**The task**
Which lines contain the string "from"? Please list every one of them.

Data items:
%%

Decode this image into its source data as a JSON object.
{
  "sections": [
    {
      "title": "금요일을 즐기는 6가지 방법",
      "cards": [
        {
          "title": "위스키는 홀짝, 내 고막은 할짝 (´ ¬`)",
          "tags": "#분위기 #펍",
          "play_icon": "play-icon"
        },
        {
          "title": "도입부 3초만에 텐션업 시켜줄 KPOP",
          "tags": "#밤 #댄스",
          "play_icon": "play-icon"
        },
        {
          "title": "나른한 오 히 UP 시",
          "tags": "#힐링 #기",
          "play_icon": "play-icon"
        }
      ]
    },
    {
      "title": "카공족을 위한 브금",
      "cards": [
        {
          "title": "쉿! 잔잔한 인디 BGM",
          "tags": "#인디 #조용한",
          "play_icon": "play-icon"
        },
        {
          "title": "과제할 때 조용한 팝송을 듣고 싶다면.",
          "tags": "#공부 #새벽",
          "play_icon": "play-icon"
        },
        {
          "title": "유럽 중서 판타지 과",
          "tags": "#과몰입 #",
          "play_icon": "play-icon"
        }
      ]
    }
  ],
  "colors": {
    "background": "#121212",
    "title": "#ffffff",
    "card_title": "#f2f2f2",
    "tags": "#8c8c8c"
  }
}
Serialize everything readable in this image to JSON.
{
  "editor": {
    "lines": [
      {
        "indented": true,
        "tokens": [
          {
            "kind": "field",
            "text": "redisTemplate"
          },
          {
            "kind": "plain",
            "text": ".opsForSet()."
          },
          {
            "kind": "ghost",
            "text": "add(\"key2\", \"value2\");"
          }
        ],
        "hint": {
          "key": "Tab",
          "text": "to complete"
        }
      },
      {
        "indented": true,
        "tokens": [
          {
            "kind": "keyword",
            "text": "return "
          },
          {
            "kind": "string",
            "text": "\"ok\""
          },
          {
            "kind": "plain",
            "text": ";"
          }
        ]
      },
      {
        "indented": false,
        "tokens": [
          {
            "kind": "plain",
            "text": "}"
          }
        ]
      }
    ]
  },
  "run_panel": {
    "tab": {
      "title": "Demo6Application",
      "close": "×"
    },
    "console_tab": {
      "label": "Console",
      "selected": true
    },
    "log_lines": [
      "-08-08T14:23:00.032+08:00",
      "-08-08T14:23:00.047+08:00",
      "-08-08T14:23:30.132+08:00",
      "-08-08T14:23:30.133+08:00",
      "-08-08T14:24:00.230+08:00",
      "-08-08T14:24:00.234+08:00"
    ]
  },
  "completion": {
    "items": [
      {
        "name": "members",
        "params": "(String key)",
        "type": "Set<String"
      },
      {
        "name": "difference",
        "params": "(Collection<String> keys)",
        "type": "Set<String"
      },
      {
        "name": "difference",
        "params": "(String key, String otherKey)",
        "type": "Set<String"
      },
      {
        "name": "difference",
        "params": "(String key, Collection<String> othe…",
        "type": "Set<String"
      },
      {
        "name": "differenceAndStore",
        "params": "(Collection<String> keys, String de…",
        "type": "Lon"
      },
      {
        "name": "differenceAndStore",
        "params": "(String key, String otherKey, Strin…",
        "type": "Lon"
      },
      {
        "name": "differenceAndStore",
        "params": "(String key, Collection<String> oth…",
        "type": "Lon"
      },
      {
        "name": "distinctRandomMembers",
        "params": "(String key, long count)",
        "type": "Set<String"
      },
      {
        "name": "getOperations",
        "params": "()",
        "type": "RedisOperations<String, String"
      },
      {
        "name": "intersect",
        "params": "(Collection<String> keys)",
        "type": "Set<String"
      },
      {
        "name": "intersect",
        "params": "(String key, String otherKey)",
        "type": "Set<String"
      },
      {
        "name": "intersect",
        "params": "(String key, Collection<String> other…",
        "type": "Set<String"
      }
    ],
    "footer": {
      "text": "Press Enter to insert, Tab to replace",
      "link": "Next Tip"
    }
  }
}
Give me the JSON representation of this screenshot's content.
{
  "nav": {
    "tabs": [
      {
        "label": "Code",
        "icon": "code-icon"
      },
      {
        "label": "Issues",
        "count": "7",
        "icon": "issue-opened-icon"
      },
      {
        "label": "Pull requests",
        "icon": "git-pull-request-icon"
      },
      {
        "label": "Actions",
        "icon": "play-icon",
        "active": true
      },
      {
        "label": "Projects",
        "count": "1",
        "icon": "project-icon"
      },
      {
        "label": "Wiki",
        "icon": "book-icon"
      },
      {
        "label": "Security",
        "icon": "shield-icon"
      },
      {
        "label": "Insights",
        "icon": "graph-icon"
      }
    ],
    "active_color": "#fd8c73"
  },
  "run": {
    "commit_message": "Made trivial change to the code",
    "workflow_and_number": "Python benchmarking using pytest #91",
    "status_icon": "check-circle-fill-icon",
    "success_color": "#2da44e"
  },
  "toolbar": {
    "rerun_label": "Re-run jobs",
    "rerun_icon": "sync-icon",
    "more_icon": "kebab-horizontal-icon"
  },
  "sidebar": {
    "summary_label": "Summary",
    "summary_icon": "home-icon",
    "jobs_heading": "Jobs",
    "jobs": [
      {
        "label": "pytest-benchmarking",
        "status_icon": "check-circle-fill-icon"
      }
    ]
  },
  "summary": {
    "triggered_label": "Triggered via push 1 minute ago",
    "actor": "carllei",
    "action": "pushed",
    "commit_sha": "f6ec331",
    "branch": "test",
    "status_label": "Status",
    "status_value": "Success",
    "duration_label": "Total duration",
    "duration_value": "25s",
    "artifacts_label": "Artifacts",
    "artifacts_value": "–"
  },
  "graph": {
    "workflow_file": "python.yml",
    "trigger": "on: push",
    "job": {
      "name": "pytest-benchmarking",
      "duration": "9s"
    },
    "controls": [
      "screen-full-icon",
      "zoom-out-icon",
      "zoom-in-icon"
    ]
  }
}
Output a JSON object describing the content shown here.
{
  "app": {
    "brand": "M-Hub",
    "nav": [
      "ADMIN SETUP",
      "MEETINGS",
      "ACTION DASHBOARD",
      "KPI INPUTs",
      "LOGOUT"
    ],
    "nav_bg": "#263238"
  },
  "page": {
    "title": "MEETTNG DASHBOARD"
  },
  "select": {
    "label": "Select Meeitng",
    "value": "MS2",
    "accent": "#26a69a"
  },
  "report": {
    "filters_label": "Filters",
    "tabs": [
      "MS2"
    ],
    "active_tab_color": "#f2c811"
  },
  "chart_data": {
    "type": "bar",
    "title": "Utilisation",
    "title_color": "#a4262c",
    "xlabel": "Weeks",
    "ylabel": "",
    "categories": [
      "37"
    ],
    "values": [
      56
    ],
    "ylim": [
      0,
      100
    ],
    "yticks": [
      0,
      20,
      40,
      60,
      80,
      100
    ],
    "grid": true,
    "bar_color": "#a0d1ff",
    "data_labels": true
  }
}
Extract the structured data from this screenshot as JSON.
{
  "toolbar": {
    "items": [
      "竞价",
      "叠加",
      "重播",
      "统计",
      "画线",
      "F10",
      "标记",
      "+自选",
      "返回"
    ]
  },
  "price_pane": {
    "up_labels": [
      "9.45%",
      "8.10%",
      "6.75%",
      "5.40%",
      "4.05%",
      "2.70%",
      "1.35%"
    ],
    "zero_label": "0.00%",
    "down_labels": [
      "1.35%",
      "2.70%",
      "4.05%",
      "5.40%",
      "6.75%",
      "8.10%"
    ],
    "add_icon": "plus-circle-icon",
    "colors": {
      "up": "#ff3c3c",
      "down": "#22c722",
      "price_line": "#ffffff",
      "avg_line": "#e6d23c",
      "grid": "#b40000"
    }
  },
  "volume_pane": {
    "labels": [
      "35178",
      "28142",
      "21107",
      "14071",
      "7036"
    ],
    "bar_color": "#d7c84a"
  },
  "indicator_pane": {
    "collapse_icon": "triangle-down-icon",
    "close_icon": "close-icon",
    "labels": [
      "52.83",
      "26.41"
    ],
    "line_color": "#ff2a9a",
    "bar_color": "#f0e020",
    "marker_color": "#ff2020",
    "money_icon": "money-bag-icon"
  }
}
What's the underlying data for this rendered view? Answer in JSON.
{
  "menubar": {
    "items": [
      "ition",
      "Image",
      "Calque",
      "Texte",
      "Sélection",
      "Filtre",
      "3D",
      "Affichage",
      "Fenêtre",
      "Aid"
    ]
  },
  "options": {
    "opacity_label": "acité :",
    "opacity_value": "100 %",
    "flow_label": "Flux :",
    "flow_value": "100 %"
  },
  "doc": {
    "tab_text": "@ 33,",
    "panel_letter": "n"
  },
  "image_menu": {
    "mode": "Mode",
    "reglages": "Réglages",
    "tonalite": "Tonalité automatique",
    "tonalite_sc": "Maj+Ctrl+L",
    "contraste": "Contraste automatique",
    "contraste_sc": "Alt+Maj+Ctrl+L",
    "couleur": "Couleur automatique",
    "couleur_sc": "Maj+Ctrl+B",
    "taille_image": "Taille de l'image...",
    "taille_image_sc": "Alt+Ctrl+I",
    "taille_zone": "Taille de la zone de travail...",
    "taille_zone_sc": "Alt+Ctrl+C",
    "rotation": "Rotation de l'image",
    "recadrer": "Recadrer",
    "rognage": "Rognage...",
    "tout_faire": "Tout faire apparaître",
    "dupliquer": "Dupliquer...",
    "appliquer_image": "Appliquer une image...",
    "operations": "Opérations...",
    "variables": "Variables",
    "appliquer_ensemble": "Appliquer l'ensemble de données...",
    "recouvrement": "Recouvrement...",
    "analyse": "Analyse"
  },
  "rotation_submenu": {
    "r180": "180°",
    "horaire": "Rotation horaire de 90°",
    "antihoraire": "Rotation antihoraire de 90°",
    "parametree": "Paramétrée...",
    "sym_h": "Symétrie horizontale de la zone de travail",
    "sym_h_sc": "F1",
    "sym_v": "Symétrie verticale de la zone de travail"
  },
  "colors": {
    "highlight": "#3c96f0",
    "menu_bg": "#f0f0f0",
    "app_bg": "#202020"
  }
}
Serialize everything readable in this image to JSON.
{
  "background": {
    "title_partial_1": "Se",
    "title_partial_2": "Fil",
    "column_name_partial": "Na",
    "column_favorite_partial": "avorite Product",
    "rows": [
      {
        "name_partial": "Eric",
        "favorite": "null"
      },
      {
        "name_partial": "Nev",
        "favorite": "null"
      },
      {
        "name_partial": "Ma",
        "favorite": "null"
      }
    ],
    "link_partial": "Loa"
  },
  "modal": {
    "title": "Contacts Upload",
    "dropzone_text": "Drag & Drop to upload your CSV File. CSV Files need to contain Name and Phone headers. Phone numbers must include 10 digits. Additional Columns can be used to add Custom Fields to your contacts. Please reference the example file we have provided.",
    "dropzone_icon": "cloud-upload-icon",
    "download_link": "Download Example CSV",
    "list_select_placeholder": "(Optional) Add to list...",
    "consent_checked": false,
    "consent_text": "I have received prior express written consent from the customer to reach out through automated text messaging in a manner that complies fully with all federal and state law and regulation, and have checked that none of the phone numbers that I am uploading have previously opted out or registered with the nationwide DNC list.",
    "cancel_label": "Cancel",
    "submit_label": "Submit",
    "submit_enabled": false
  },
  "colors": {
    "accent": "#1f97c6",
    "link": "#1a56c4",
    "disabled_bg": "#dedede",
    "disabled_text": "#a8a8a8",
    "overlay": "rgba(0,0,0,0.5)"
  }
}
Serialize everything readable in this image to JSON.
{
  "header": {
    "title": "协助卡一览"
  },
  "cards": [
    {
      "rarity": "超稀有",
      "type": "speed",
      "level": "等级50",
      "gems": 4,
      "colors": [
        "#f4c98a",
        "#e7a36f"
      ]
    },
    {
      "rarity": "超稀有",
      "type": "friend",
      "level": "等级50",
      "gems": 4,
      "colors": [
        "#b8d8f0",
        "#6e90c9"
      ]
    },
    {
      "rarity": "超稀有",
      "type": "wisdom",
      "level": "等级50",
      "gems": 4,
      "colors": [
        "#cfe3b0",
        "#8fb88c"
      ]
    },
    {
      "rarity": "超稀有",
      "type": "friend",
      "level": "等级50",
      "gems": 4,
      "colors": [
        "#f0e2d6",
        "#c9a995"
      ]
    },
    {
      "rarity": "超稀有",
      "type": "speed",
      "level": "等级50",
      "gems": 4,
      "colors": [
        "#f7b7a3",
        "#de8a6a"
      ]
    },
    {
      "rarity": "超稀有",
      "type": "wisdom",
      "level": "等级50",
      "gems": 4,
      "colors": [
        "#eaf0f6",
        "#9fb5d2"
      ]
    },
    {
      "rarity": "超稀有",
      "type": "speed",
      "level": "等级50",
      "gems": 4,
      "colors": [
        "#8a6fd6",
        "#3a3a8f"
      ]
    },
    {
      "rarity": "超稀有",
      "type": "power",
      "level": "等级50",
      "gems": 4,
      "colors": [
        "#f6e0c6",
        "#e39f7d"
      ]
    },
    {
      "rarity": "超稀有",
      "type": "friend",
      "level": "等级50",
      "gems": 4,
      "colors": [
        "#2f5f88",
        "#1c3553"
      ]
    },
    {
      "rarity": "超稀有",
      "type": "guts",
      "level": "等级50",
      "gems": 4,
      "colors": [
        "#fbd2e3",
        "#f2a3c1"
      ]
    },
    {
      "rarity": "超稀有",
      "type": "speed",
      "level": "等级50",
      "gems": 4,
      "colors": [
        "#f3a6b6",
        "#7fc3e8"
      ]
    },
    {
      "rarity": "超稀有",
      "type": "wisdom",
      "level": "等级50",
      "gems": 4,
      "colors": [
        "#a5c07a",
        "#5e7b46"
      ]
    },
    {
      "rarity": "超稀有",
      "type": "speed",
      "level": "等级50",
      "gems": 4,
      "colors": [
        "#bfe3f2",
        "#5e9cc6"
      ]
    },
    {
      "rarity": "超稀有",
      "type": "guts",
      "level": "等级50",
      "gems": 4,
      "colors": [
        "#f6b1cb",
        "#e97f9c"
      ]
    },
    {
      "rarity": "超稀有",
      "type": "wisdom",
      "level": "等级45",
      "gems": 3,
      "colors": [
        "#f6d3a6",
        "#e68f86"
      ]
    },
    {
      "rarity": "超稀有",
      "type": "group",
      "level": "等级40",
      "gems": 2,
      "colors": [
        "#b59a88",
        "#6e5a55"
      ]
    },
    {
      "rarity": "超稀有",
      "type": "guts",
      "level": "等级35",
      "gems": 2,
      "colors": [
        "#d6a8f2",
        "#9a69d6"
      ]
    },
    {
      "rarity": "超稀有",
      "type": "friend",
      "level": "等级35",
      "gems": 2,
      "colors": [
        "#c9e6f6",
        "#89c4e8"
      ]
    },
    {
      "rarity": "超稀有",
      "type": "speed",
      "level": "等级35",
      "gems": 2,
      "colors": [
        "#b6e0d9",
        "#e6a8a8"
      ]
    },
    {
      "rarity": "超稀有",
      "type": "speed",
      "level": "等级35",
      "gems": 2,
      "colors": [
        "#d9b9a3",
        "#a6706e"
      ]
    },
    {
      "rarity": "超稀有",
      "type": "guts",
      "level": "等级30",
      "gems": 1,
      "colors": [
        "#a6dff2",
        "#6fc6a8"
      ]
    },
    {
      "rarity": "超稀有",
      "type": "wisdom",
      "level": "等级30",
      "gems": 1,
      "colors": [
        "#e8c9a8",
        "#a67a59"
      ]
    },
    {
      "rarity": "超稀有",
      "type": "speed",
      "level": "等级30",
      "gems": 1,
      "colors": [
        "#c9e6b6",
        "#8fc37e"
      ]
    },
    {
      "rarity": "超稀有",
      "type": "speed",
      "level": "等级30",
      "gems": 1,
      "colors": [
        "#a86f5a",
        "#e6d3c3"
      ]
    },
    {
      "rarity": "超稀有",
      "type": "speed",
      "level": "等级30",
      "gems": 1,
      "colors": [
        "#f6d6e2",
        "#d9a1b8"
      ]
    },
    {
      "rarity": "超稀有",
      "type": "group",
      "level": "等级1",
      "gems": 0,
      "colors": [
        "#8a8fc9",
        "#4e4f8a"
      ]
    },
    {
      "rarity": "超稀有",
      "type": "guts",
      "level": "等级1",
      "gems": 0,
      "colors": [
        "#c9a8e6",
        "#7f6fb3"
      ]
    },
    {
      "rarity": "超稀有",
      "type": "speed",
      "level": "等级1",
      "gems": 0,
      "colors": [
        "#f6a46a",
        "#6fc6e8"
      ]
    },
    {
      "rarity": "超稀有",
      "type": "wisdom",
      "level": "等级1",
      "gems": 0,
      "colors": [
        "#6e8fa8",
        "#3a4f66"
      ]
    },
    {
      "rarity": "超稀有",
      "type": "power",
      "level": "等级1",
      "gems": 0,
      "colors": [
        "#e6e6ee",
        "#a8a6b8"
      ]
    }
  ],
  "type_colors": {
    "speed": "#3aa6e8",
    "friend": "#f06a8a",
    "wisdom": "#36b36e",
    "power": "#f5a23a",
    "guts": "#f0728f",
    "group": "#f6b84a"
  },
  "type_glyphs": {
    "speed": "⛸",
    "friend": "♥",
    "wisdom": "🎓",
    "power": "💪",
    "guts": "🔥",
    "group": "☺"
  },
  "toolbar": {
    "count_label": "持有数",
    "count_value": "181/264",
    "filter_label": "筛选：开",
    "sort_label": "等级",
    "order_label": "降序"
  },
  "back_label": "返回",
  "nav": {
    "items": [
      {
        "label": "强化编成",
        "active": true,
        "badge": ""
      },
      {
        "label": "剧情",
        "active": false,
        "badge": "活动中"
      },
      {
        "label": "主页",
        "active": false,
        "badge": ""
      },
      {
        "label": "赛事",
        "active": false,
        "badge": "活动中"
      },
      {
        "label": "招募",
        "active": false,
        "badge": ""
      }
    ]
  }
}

%%

**Task response**
Extract the structured data from this screenshot as JSON.
    "consent_text": "I have received prior express written consent from the customer to reach out through automated text messaging in a manner that complies fully with all federal and state law and regulation, and have checked that none of the phone numbers that I am uploading have previously opted out or registered with the nationwide DNC list.",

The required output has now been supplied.